▶ **Set problem**
Output the material below in its entirety, exactly as given.
** start Recorded information **
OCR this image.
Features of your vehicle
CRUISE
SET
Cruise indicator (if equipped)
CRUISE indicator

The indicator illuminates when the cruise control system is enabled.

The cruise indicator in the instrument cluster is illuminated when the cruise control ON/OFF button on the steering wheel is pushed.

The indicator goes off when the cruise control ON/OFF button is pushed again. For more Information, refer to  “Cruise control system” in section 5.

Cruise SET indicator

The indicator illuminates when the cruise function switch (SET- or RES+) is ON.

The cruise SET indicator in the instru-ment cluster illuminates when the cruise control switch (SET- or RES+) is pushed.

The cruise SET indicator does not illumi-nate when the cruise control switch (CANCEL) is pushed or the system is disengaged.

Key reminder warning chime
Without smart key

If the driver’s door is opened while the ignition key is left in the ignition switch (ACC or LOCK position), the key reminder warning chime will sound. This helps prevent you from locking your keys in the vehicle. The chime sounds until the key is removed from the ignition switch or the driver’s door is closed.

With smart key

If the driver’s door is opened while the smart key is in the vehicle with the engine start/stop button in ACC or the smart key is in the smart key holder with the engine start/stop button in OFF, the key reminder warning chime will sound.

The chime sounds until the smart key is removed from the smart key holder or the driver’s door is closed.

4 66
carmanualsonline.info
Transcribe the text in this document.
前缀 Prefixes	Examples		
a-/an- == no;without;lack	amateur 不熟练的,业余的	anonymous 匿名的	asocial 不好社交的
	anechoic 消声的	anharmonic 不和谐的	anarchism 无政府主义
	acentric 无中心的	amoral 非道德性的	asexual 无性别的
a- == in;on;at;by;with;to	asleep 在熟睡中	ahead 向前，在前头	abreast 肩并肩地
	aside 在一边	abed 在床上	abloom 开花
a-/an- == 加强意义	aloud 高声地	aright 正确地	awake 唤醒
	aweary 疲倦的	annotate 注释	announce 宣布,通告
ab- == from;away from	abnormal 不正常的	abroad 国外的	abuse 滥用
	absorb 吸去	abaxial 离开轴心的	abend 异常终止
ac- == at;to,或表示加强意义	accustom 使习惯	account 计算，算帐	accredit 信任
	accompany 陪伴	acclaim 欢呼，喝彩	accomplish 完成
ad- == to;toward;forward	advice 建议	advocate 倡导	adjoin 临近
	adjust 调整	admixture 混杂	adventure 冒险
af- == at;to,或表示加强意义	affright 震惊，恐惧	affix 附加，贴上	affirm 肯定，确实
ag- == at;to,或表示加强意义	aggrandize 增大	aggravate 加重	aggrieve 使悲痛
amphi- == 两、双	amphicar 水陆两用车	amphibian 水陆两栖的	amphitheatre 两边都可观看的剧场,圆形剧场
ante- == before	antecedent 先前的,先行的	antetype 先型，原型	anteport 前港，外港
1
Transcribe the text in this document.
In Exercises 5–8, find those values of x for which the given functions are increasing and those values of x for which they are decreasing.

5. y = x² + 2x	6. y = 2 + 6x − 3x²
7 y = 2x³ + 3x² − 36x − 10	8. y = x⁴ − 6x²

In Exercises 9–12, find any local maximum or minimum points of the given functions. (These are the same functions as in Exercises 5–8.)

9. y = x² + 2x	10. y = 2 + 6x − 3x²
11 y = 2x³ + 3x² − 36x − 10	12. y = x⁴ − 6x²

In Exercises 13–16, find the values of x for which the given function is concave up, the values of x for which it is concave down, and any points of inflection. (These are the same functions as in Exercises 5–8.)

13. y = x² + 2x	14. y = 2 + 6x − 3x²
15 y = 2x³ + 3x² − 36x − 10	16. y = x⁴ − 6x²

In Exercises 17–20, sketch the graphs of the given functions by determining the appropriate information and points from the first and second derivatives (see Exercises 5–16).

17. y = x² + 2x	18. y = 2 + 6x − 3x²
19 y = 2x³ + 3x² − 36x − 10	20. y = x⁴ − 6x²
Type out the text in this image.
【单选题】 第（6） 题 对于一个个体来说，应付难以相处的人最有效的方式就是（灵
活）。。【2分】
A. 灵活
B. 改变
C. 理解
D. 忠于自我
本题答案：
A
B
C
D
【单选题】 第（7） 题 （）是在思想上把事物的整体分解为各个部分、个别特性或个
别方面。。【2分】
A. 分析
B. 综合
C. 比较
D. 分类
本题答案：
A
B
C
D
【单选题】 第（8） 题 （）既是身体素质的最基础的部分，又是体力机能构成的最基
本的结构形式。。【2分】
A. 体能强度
** end Recorded information **
▶ **Solution**
OCR this image.
Features of your vehicle
CRUISE
SET
Cruise indicator (if equipped)
CRUISE indicator

The indicator illuminates when the cruise control system is enabled.

The cruise indicator in the instrument cluster is illuminated when the cruise control ON/OFF button on the steering wheel is pushed.

The indicator goes off when the cruise control ON/OFF button is pushed again. For more Information, refer to  “Cruise control system” in section 5.

Cruise SET indicator

The indicator illuminates when the cruise function switch (SET- or RES+) is ON.

The cruise SET indicator in the instru-ment cluster illuminates when the cruise control switch (SET- or RES+) is pushed.

The cruise SET indicator does not illumi-nate when the cruise control switch (CANCEL) is pushed or the system is disengaged.

Key reminder warning chime
Without smart key

If the driver’s door is opened while the ignition key is left in the ignition switch (ACC or LOCK position), the key reminder warning chime will sound. This helps prevent you from locking your keys in the vehicle. The chime sounds until the key is removed from the ignition switch or the driver’s door is closed.

With smart key

If the driver’s door is opened while the smart key is in the vehicle with the engine start/stop button in ACC or the smart key is in the smart key holder with the engine start/stop button in OFF, the key reminder warning chime will sound.

The chime sounds until the smart key is removed from the smart key holder or the driver’s door is closed.

4 66
carmanualsonline.info
Transcribe the text in this document.
前缀 Prefixes	Examples		
a-/an- == no;without;lack	amateur 不熟练的,业余的	anonymous 匿名的	asocial 不好社交的
	anechoic 消声的	anharmonic 不和谐的	anarchism 无政府主义
	acentric 无中心的	amoral 非道德性的	asexual 无性别的
a- == in;on;at;by;with;to	asleep 在熟睡中	ahead 向前，在前头	abreast 肩并肩地
	aside 在一边	abed 在床上	abloom 开花
a-/an- == 加强意义	aloud 高声地	aright 正确地	awake 唤醒
	aweary 疲倦的	annotate 注释	announce 宣布,通告
ab- == from;away from	abnormal 不正常的	abroad 国外的	abuse 滥用
	absorb 吸去	abaxial 离开轴心的	abend 异常终止
ac- == at;to,或表示加强意义	accustom 使习惯	account 计算，算帐	accredit 信任
	accompany 陪伴	acclaim 欢呼，喝彩	accomplish 完成
ad- == to;toward;forward	advice 建议	advocate 倡导	adjoin 临近
	adjust 调整	admixture 混杂	adventure 冒险
af- == at;to,或表示加强意义	affright 震惊，恐惧	affix 附加，贴上	affirm 肯定，确实
ag- == at;to,或表示加强意义	aggrandize 增大	aggravate 加重	aggrieve 使悲痛
amphi- == 两、双	amphicar 水陆两用车	amphibian 水陆两栖的	amphitheatre 两边都可观看的剧场,圆形剧场
ante- == before	antecedent 先前的,先行的	antetype 先型，原型	anteport 前港，外港
1
Transcribe the text in this document.
In Exercises 5–8, find those values of x for which the given functions are increasing and those values of x for which they are decreasing.

5. y = x² + 2x	6. y = 2 + 6x − 3x²
7 y = 2x³ + 3x² − 36x − 10	8. y = x⁴ − 6x²

In Exercises 9–12, find any local maximum or minimum points of the given functions. (These are the same functions as in Exercises 5–8.)

9. y = x² + 2x	10. y = 2 + 6x − 3x²
11 y = 2x³ + 3x² − 36x − 10	12. y = x⁴ − 6x²

In Exercises 13–16, find the values of x for which the given function is concave up, the values of x for which it is concave down, and any points of inflection. (These are the same functions as in Exercises 5–8.)

13. y = x² + 2x	14. y = 2 + 6x − 3x²
15 y = 2x³ + 3x² − 36x − 10	16. y = x⁴ − 6x²

In Exercises 17–20, sketch the graphs of the given functions by determining the appropriate information and points from the first and second derivatives (see Exercises 5–16).

17. y = x² + 2x	18. y = 2 + 6x − 3x²
19 y = 2x³ + 3x² − 36x − 10	20. y = x⁴ − 6x²
Type out the text in this image.
【单选题】 第（6） 题 对于一个个体来说，应付难以相处的人最有效的方式就是（灵
活）。。【2分】
A. 灵活
B. 改变
C. 理解
D. 忠于自我
本题答案：
A
B
C
D
【单选题】 第（7） 题 （）是在思想上把事物的整体分解为各个部分、个别特性或个
别方面。。【2分】
A. 分析
B. 综合
C. 比较
D. 分类
本题答案：
A
B
C
D
【单选题】 第（8） 题 （）既是身体素质的最基础的部分，又是体力机能构成的最基
本的结构形式。。【2分】
A. 体能强度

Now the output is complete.